### Exercise
Copy out every line of the records where the string "title" occurs.

+++ Input

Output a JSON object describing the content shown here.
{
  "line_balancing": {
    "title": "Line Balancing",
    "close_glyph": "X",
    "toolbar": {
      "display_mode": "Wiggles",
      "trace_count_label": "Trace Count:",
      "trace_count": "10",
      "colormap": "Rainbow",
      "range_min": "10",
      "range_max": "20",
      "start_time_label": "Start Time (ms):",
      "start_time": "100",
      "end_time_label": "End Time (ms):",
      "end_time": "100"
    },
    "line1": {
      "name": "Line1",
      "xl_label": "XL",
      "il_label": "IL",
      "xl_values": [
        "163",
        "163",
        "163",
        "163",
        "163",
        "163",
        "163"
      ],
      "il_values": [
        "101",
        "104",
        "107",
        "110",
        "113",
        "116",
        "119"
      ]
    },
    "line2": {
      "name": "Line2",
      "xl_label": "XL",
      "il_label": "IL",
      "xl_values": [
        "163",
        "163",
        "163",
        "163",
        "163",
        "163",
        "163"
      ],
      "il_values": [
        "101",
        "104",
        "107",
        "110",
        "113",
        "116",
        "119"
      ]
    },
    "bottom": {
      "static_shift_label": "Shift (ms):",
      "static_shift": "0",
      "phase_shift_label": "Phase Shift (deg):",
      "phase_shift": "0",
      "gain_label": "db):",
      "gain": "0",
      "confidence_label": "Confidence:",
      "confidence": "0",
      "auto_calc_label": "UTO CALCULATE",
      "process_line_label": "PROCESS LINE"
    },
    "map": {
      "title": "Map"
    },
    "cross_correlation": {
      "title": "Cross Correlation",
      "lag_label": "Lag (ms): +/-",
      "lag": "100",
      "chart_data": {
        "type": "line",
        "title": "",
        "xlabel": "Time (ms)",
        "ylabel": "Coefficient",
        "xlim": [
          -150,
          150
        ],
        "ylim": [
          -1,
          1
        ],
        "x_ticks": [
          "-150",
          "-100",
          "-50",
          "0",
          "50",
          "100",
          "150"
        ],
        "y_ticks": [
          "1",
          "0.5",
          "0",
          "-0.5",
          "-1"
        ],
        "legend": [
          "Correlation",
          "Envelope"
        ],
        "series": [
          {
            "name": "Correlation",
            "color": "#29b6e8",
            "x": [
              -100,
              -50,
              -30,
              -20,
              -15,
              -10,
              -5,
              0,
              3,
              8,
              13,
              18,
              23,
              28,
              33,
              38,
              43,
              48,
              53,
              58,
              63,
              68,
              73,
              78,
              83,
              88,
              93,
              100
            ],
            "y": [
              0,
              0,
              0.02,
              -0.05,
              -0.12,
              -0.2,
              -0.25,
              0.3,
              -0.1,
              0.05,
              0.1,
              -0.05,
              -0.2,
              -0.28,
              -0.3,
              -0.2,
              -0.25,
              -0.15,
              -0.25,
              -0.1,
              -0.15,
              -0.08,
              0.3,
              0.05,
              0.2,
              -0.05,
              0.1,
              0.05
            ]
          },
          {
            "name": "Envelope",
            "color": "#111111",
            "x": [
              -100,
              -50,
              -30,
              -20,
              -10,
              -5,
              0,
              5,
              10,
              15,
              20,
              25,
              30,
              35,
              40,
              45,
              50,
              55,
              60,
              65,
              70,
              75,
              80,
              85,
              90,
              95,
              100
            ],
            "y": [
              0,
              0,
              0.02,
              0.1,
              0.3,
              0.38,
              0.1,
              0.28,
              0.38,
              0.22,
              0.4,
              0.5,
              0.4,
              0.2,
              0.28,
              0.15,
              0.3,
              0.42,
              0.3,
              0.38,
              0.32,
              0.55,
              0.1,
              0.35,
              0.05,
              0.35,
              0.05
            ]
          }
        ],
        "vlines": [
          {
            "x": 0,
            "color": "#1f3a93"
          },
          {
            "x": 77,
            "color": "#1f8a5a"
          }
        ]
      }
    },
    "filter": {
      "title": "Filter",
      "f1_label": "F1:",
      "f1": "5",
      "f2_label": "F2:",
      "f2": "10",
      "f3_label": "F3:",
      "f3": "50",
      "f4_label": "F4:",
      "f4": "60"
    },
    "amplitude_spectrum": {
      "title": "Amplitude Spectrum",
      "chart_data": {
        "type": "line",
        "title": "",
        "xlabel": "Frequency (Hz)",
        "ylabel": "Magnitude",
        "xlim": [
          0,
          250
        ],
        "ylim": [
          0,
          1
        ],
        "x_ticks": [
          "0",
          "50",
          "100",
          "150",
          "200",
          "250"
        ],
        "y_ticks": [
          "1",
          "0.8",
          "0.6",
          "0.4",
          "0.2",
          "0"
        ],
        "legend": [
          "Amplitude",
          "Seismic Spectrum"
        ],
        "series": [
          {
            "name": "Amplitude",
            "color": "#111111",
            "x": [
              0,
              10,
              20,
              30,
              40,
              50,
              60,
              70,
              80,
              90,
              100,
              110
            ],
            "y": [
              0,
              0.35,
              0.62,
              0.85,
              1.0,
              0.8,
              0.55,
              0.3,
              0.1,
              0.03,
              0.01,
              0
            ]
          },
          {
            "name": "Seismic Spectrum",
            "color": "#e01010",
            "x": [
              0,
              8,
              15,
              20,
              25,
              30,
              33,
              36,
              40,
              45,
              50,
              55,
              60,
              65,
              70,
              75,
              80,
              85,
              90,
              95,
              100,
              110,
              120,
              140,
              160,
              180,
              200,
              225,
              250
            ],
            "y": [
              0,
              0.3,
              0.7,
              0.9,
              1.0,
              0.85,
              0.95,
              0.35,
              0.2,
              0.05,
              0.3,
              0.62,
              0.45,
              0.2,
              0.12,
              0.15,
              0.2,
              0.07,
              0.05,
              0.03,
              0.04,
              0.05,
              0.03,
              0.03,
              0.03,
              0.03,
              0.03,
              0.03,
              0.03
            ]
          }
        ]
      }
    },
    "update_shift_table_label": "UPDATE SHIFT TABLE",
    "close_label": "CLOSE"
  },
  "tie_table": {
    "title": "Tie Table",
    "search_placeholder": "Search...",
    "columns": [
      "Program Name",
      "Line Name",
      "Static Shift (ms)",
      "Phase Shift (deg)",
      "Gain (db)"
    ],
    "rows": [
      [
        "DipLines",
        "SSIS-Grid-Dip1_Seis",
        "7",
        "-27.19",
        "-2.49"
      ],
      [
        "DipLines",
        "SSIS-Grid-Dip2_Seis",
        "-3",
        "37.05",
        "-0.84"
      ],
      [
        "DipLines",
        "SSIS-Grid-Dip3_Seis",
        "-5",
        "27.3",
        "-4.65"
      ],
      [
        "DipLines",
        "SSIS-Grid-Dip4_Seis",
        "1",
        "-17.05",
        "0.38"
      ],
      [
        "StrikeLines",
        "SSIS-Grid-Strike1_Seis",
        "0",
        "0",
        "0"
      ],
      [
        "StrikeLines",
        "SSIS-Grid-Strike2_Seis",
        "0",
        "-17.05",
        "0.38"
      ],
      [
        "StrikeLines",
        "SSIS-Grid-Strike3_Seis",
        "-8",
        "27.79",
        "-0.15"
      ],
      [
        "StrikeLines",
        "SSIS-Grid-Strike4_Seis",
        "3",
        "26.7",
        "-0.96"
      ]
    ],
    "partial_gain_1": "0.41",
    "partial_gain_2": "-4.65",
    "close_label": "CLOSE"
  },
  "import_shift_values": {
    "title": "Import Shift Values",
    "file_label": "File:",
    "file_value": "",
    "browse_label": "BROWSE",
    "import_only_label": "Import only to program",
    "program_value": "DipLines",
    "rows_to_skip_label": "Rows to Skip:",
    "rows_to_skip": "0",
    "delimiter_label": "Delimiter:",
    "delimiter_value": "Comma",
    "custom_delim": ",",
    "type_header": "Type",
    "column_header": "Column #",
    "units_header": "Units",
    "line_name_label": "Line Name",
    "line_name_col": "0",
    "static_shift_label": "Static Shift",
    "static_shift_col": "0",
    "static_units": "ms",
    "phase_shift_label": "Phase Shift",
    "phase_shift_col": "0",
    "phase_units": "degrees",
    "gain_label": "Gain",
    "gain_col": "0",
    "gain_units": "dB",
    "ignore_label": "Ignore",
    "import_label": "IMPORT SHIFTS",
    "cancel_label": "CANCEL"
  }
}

++++++

### Expected output
    "title": "Line Balancing",
      "title": "Map"
      "title": "Cross Correlation",
        "title": "",
      "title": "Filter",
      "title": "Amplitude Spectrum",
        "title": "",
    "title": "Tie Table",
    "title": "Import Shift Values",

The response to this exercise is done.